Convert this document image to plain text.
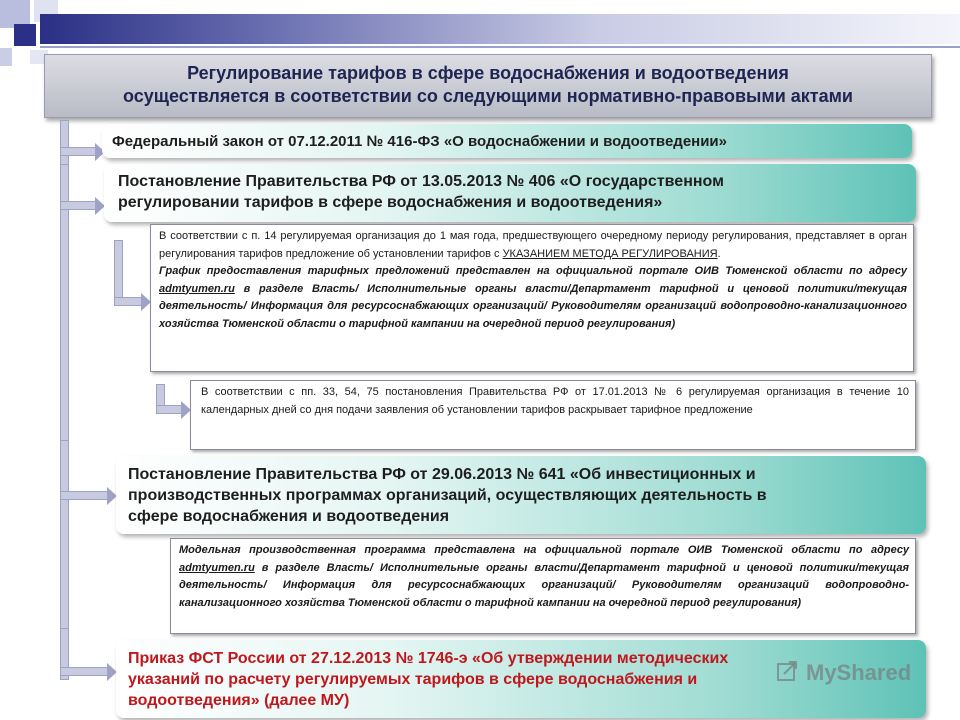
Регулирование тарифов в сфере водоснабжения и водоотведения
осуществляется в соответствии со следующими нормативно-правовыми актами
Федеральный закон от 07.12.2011 № 416-ФЗ «О водоснабжении и водоотведении»
Постановление Правительства РФ от 13.05.2013 № 406 «О государственном
регулировании тарифов в сфере водоснабжения и водоотведения»
В соответствии с п. 14 регулируемая организация до 1 мая года, предшествующего очередному периоду регулирования, представляет в орган регулирования тарифов предложение об установлении тарифов с УКАЗАНИЕМ МЕТОДА РЕГУЛИРОВАНИЯ.
График предоставления тарифных предложений представлен на официальной портале ОИВ Тюменской области по адресу admtyumen.ru в разделе Власть/ Исполнительные органы власти/Департамент тарифной и ценовой политики/текущая деятельность/ Информация для ресурсоснабжающих организаций/ Руководителям организаций водопроводно-канализационного хозяйства Тюменской области о тарифной кампании на очередной период регулирования)
В соответствии с пп. 33, 54, 75 постановления Правительства РФ от 17.01.2013 № 6 регулируемая организация в течение 10 календарных дней со дня подачи заявления об установлении тарифов раскрывает тарифное предложение
Постановление Правительства РФ от 29.06.2013 № 641 «Об инвестиционных и
производственных программах организаций, осуществляющих деятельность в
сфере водоснабжения и водоотведения
Модельная производственная программа представлена на официальной портале ОИВ Тюменской области по адресу admtyumen.ru в разделе Власть/ Исполнительные органы власти/Департамент тарифной и ценовой политики/текущая деятельность/ Информация для ресурсоснабжающих организаций/ Руководителям организаций водопроводно-канализационного хозяйства Тюменской области о тарифной кампании на очередной период регулирования)
Приказ ФСТ России от 27.12.2013 № 1746-э «Об утверждении методических
указаний по расчету регулируемых тарифов в сфере водоснабжения и
водоотведения» (далее МУ)
MyShared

· · · · · · ·

EXERCISE TASK:
Return each line with "власти".

ANSWER FOR THE TASK:
График предоставления тарифных предложений представлен на официальной портале ОИВ Тюменской области по адресу admtyumen.ru в разделе Власть/ Исполнительные органы власти/Департамент тарифной и ценовой политики/текущая деятельность/ Информация для ресурсоснабжающих организаций/ Руководителям организаций водопроводно-канализационного хозяйства Тюменской области о тарифной кампании на очередной период регулирования)
Модельная производственная программа представлена на официальной портале ОИВ Тюменской области по адресу admtyumen.ru в разделе Власть/ Исполнительные органы власти/Департамент тарифной и ценовой политики/текущая деятельность/ Информация для ресурсоснабжающих организаций/ Руководителям организаций водопроводно-канализационного хозяйства Тюменской области о тарифной кампании на очередной период регулирования)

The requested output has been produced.